:: PROVIDED DATA

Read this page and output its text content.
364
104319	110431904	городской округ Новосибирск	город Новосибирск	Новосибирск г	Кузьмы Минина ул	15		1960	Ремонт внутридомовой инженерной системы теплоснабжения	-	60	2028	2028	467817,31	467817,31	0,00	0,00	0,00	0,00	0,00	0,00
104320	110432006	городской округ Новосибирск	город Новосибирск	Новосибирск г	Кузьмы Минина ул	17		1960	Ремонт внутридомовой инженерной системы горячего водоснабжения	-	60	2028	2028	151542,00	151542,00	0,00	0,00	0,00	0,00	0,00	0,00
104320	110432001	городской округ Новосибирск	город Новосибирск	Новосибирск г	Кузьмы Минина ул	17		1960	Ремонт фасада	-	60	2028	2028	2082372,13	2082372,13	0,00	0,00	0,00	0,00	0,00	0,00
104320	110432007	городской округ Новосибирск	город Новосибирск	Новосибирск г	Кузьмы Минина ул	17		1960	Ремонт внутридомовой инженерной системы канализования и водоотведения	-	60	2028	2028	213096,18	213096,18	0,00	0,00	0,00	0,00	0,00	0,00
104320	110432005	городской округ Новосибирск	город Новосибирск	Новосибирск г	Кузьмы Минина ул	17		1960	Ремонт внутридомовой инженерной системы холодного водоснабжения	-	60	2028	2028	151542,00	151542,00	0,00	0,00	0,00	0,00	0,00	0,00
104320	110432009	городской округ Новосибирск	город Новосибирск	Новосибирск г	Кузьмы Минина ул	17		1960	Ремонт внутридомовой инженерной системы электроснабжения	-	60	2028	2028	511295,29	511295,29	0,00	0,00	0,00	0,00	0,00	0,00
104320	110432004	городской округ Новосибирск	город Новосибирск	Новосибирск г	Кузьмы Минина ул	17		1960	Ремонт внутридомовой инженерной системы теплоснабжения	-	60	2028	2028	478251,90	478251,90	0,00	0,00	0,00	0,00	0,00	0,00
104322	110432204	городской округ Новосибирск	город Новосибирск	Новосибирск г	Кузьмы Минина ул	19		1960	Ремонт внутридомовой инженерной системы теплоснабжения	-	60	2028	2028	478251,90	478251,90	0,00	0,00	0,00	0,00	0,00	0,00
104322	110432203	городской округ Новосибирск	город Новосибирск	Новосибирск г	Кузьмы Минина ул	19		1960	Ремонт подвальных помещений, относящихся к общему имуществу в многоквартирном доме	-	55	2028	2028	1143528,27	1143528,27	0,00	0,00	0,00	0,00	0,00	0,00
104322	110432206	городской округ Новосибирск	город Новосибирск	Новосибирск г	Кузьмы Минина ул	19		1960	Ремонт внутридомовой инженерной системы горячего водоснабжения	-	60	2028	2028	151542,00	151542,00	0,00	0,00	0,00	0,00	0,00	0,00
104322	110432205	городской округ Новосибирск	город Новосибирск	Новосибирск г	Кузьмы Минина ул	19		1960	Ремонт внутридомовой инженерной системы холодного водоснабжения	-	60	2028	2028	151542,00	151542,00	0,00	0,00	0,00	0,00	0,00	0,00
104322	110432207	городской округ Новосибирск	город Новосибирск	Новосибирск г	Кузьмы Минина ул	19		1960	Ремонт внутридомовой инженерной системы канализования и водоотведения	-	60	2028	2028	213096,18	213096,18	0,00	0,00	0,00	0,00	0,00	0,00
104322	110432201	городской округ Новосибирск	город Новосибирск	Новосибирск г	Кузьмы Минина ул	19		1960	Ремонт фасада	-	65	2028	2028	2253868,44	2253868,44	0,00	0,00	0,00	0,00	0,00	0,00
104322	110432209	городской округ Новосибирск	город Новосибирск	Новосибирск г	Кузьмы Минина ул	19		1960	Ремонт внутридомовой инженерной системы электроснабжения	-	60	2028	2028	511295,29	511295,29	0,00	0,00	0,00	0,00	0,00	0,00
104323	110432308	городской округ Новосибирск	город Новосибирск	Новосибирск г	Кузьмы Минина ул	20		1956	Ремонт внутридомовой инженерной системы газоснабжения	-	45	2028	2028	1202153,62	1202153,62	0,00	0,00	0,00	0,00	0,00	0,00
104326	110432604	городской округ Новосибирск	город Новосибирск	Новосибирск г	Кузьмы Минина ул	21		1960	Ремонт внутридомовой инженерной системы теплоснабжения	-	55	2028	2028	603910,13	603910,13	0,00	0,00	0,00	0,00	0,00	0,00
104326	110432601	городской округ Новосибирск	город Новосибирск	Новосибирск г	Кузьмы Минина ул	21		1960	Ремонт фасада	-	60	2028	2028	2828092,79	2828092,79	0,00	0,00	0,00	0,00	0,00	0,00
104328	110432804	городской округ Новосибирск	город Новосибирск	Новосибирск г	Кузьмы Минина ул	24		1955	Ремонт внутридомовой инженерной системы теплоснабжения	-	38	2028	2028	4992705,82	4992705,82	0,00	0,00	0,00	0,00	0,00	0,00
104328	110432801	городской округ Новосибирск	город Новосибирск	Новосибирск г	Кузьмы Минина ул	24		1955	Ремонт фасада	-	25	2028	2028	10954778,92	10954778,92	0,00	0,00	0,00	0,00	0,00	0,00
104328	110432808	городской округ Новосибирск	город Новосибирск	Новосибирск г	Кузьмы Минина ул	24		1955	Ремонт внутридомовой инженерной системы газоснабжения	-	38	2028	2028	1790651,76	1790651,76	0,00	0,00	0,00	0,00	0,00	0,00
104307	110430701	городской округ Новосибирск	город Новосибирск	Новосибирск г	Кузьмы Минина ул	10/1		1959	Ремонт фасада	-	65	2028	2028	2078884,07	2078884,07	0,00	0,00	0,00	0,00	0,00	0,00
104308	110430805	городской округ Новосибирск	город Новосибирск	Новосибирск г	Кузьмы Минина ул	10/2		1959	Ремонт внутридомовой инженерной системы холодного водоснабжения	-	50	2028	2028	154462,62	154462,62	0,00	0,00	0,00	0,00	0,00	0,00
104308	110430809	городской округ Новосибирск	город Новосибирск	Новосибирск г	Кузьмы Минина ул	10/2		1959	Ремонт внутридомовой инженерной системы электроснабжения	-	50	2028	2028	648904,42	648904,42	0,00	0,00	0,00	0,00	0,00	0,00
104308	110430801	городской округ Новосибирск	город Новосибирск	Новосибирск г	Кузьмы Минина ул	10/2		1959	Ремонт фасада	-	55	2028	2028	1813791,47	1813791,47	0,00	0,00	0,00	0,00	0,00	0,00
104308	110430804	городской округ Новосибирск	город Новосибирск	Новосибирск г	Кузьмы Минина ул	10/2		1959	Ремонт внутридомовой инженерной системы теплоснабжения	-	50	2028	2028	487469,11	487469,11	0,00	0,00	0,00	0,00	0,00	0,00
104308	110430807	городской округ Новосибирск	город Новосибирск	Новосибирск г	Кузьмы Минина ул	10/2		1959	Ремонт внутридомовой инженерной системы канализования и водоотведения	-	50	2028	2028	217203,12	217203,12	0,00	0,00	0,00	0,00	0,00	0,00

::::

AIM OF THE EXERCISE: Restate all of the entries above precisely.

CORRECT ANSWER:
Read this page and output its text content.
364
104319	110431904	городской округ Новосибирск	город Новосибирск	Новосибирск г	Кузьмы Минина ул	15		1960	Ремонт внутридомовой инженерной системы теплоснабжения	-	60	2028	2028	467817,31	467817,31	0,00	0,00	0,00	0,00	0,00	0,00
104320	110432006	городской округ Новосибирск	город Новосибирск	Новосибирск г	Кузьмы Минина ул	17		1960	Ремонт внутридомовой инженерной системы горячего водоснабжения	-	60	2028	2028	151542,00	151542,00	0,00	0,00	0,00	0,00	0,00	0,00
104320	110432001	городской округ Новосибирск	город Новосибирск	Новосибирск г	Кузьмы Минина ул	17		1960	Ремонт фасада	-	60	2028	2028	2082372,13	2082372,13	0,00	0,00	0,00	0,00	0,00	0,00
104320	110432007	городской округ Новосибирск	город Новосибирск	Новосибирск г	Кузьмы Минина ул	17		1960	Ремонт внутридомовой инженерной системы канализования и водоотведения	-	60	2028	2028	213096,18	213096,18	0,00	0,00	0,00	0,00	0,00	0,00
104320	110432005	городской округ Новосибирск	город Новосибирск	Новосибирск г	Кузьмы Минина ул	17		1960	Ремонт внутридомовой инженерной системы холодного водоснабжения	-	60	2028	2028	151542,00	151542,00	0,00	0,00	0,00	0,00	0,00	0,00
104320	110432009	городской округ Новосибирск	город Новосибирск	Новосибирск г	Кузьмы Минина ул	17		1960	Ремонт внутридомовой инженерной системы электроснабжения	-	60	2028	2028	511295,29	511295,29	0,00	0,00	0,00	0,00	0,00	0,00
104320	110432004	городской округ Новосибирск	город Новосибирск	Новосибирск г	Кузьмы Минина ул	17		1960	Ремонт внутридомовой инженерной системы теплоснабжения	-	60	2028	2028	478251,90	478251,90	0,00	0,00	0,00	0,00	0,00	0,00
104322	110432204	городской округ Новосибирск	город Новосибирск	Новосибирск г	Кузьмы Минина ул	19		1960	Ремонт внутридомовой инженерной системы теплоснабжения	-	60	2028	2028	478251,90	478251,90	0,00	0,00	0,00	0,00	0,00	0,00
104322	110432203	городской округ Новосибирск	город Новосибирск	Новосибирск г	Кузьмы Минина ул	19		1960	Ремонт подвальных помещений, относящихся к общему имуществу в многоквартирном доме	-	55	2028	2028	1143528,27	1143528,27	0,00	0,00	0,00	0,00	0,00	0,00
104322	110432206	городской округ Новосибирск	город Новосибирск	Новосибирск г	Кузьмы Минина ул	19		1960	Ремонт внутридомовой инженерной системы горячего водоснабжения	-	60	2028	2028	151542,00	151542,00	0,00	0,00	0,00	0,00	0,00	0,00
104322	110432205	городской округ Новосибирск	город Новосибирск	Новосибирск г	Кузьмы Минина ул	19		1960	Ремонт внутридомовой инженерной системы холодного водоснабжения	-	60	2028	2028	151542,00	151542,00	0,00	0,00	0,00	0,00	0,00	0,00
104322	110432207	городской округ Новосибирск	город Новосибирск	Новосибирск г	Кузьмы Минина ул	19		1960	Ремонт внутридомовой инженерной системы канализования и водоотведения	-	60	2028	2028	213096,18	213096,18	0,00	0,00	0,00	0,00	0,00	0,00
104322	110432201	городской округ Новосибирск	город Новосибирск	Новосибирск г	Кузьмы Минина ул	19		1960	Ремонт фасада	-	65	2028	2028	2253868,44	2253868,44	0,00	0,00	0,00	0,00	0,00	0,00
104322	110432209	городской округ Новосибирск	город Новосибирск	Новосибирск г	Кузьмы Минина ул	19		1960	Ремонт внутридомовой инженерной системы электроснабжения	-	60	2028	2028	511295,29	511295,29	0,00	0,00	0,00	0,00	0,00	0,00
104323	110432308	городской округ Новосибирск	город Новосибирск	Новосибирск г	Кузьмы Минина ул	20		1956	Ремонт внутридомовой инженерной системы газоснабжения	-	45	2028	2028	1202153,62	1202153,62	0,00	0,00	0,00	0,00	0,00	0,00
104326	110432604	городской округ Новосибирск	город Новосибирск	Новосибирск г	Кузьмы Минина ул	21		1960	Ремонт внутридомовой инженерной системы теплоснабжения	-	55	2028	2028	603910,13	603910,13	0,00	0,00	0,00	0,00	0,00	0,00
104326	110432601	городской округ Новосибирск	город Новосибирск	Новосибирск г	Кузьмы Минина ул	21		1960	Ремонт фасада	-	60	2028	2028	2828092,79	2828092,79	0,00	0,00	0,00	0,00	0,00	0,00
104328	110432804	городской округ Новосибирск	город Новосибирск	Новосибирск г	Кузьмы Минина ул	24		1955	Ремонт внутридомовой инженерной системы теплоснабжения	-	38	2028	2028	4992705,82	4992705,82	0,00	0,00	0,00	0,00	0,00	0,00
104328	110432801	городской округ Новосибирск	город Новосибирск	Новосибирск г	Кузьмы Минина ул	24		1955	Ремонт фасада	-	25	2028	2028	10954778,92	10954778,92	0,00	0,00	0,00	0,00	0,00	0,00
104328	110432808	городской округ Новосибирск	город Новосибирск	Новосибирск г	Кузьмы Минина ул	24		1955	Ремонт внутридомовой инженерной системы газоснабжения	-	38	2028	2028	1790651,76	1790651,76	0,00	0,00	0,00	0,00	0,00	0,00
104307	110430701	городской округ Новосибирск	город Новосибирск	Новосибирск г	Кузьмы Минина ул	10/1		1959	Ремонт фасада	-	65	2028	2028	2078884,07	2078884,07	0,00	0,00	0,00	0,00	0,00	0,00
104308	110430805	городской округ Новосибирск	город Новосибирск	Новосибирск г	Кузьмы Минина ул	10/2		1959	Ремонт внутридомовой инженерной системы холодного водоснабжения	-	50	2028	2028	154462,62	154462,62	0,00	0,00	0,00	0,00	0,00	0,00
104308	110430809	городской округ Новосибирск	город Новосибирск	Новосибирск г	Кузьмы Минина ул	10/2		1959	Ремонт внутридомовой инженерной системы электроснабжения	-	50	2028	2028	648904,42	648904,42	0,00	0,00	0,00	0,00	0,00	0,00
104308	110430801	городской округ Новосибирск	город Новосибирск	Новосибирск г	Кузьмы Минина ул	10/2		1959	Ремонт фасада	-	55	2028	2028	1813791,47	1813791,47	0,00	0,00	0,00	0,00	0,00	0,00
104308	110430804	городской округ Новосибирск	город Новосибирск	Новосибирск г	Кузьмы Минина ул	10/2		1959	Ремонт внутридомовой инженерной системы теплоснабжения	-	50	2028	2028	487469,11	487469,11	0,00	0,00	0,00	0,00	0,00	0,00
104308	110430807	городской округ Новосибирск	город Новосибирск	Новосибирск г	Кузьмы Минина ул	10/2		1959	Ремонт внутридомовой инженерной системы канализования и водоотведения	-	50	2028	2028	217203,12	217203,12	0,00	0,00	0,00	0,00	0,00	0,00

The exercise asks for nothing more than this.